From the listing below, extract every line in which the word "ylabel" appears.

Data records:
____________

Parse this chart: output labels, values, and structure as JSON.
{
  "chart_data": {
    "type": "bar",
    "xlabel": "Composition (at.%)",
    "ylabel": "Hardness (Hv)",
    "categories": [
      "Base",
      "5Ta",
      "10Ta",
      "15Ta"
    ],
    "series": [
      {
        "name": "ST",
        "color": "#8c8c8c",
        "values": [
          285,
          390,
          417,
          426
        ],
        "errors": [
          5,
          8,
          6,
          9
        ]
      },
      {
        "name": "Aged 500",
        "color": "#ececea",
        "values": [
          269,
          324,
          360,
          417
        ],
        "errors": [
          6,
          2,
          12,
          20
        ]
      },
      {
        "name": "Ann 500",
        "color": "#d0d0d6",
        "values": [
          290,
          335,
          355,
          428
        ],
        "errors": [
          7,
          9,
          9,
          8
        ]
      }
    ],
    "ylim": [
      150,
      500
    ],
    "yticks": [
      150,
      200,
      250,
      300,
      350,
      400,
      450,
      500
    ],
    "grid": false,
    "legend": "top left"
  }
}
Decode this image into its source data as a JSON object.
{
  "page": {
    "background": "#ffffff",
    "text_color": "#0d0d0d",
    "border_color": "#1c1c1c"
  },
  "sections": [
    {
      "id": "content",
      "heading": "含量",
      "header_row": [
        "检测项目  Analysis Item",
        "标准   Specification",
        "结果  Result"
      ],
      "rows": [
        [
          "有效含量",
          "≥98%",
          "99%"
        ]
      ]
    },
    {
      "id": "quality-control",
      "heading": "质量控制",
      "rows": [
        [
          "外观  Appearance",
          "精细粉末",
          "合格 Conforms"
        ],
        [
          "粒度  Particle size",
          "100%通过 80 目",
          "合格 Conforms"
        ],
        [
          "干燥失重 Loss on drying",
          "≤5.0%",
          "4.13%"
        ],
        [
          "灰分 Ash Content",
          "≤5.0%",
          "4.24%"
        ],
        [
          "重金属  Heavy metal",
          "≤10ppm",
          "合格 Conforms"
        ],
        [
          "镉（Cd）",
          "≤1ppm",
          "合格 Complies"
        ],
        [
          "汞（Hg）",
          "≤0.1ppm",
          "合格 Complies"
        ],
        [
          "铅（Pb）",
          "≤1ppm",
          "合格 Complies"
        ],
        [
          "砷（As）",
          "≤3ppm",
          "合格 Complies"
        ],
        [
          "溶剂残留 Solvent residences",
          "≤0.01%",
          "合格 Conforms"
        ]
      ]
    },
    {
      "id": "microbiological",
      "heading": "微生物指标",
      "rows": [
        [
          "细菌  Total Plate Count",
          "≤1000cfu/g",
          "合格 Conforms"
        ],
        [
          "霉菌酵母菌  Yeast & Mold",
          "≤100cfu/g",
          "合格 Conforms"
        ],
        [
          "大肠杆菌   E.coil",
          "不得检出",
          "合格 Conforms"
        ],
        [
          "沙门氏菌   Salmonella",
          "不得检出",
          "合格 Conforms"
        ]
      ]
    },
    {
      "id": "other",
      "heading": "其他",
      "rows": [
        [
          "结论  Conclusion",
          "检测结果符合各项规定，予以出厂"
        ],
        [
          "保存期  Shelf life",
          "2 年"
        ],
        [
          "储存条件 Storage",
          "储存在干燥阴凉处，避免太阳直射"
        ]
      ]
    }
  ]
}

____________

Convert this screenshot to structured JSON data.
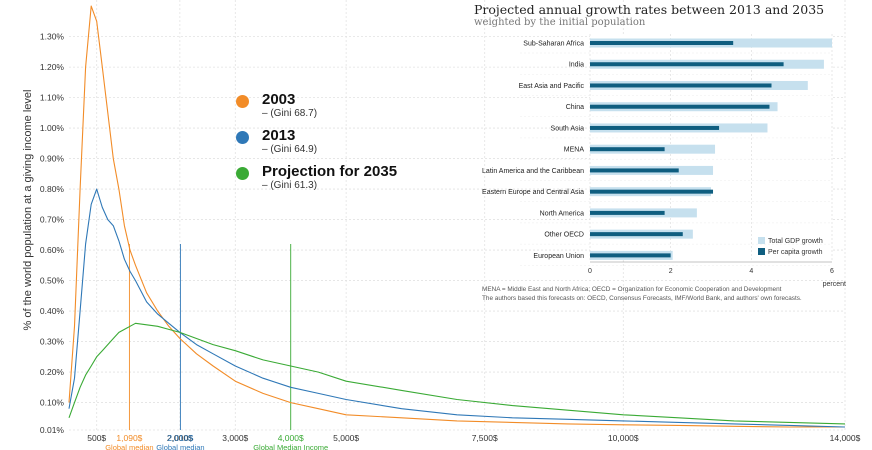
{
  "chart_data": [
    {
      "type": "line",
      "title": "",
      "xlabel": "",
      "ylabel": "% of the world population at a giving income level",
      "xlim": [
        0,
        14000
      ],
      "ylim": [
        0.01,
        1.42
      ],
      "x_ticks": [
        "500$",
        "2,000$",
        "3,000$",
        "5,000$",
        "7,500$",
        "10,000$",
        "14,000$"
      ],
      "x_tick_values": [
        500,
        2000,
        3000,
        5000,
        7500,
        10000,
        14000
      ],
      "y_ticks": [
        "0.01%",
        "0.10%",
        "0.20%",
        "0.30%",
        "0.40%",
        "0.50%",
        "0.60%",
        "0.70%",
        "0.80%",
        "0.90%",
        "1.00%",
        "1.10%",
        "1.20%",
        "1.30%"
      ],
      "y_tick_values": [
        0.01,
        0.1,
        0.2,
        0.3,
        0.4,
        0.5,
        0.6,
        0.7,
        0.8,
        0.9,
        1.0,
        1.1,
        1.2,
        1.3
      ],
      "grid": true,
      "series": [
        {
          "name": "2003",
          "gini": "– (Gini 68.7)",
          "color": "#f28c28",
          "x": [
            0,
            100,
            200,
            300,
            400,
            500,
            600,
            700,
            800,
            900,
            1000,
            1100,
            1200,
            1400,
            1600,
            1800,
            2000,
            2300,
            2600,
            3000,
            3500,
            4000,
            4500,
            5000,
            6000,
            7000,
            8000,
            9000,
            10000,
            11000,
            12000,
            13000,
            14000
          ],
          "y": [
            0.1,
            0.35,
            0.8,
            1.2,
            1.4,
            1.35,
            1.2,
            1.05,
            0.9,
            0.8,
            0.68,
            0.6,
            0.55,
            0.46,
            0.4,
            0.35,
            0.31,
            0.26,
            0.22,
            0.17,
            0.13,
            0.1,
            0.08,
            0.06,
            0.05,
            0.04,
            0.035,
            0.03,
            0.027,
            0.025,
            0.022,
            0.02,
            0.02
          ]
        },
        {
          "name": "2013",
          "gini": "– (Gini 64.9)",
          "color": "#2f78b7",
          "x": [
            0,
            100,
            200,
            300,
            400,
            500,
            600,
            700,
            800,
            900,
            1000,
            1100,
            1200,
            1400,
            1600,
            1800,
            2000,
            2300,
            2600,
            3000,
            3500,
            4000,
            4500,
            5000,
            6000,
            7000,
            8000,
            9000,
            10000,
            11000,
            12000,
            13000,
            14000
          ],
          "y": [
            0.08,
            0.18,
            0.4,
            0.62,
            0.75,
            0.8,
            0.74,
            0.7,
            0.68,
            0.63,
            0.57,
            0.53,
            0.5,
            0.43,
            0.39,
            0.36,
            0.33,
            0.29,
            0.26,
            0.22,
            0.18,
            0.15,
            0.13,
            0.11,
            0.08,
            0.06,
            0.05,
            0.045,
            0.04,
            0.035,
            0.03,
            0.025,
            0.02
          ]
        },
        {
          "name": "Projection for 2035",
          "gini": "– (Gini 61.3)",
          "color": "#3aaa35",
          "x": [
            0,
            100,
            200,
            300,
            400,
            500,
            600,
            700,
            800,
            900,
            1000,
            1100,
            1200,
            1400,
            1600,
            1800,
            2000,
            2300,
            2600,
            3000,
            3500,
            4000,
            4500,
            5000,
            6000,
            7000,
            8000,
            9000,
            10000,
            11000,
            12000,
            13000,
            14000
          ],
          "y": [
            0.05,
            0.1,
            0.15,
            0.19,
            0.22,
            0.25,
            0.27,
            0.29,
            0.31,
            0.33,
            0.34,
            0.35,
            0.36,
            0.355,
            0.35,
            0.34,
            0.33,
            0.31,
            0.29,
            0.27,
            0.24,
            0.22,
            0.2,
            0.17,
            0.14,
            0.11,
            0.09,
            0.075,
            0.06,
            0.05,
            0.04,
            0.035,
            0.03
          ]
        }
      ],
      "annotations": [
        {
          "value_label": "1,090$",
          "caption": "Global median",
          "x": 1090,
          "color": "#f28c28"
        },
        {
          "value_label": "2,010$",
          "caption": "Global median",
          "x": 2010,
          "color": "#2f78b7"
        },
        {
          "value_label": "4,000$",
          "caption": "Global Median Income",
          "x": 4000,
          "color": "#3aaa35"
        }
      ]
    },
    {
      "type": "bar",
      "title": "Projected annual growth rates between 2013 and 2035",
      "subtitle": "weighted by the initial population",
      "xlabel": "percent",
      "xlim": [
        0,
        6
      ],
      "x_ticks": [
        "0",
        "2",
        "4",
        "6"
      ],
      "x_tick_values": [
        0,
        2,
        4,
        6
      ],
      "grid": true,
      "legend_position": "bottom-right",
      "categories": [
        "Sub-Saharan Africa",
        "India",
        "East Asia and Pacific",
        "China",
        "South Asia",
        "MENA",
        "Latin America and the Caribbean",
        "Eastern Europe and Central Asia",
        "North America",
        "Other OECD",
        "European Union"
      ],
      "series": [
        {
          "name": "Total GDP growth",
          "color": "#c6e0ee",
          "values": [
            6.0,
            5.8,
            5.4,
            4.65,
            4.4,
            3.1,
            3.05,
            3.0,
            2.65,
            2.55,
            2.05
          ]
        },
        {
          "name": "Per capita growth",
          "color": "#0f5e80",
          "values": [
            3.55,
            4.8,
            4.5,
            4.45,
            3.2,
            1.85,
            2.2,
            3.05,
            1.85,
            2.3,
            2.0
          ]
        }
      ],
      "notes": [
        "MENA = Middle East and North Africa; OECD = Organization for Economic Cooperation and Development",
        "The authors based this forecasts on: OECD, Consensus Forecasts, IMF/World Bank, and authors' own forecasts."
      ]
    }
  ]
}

____________

Exercise solution:
    "ylabel": "Hardness (Hv)",
      "ylabel": "% of the world population at a giving income level",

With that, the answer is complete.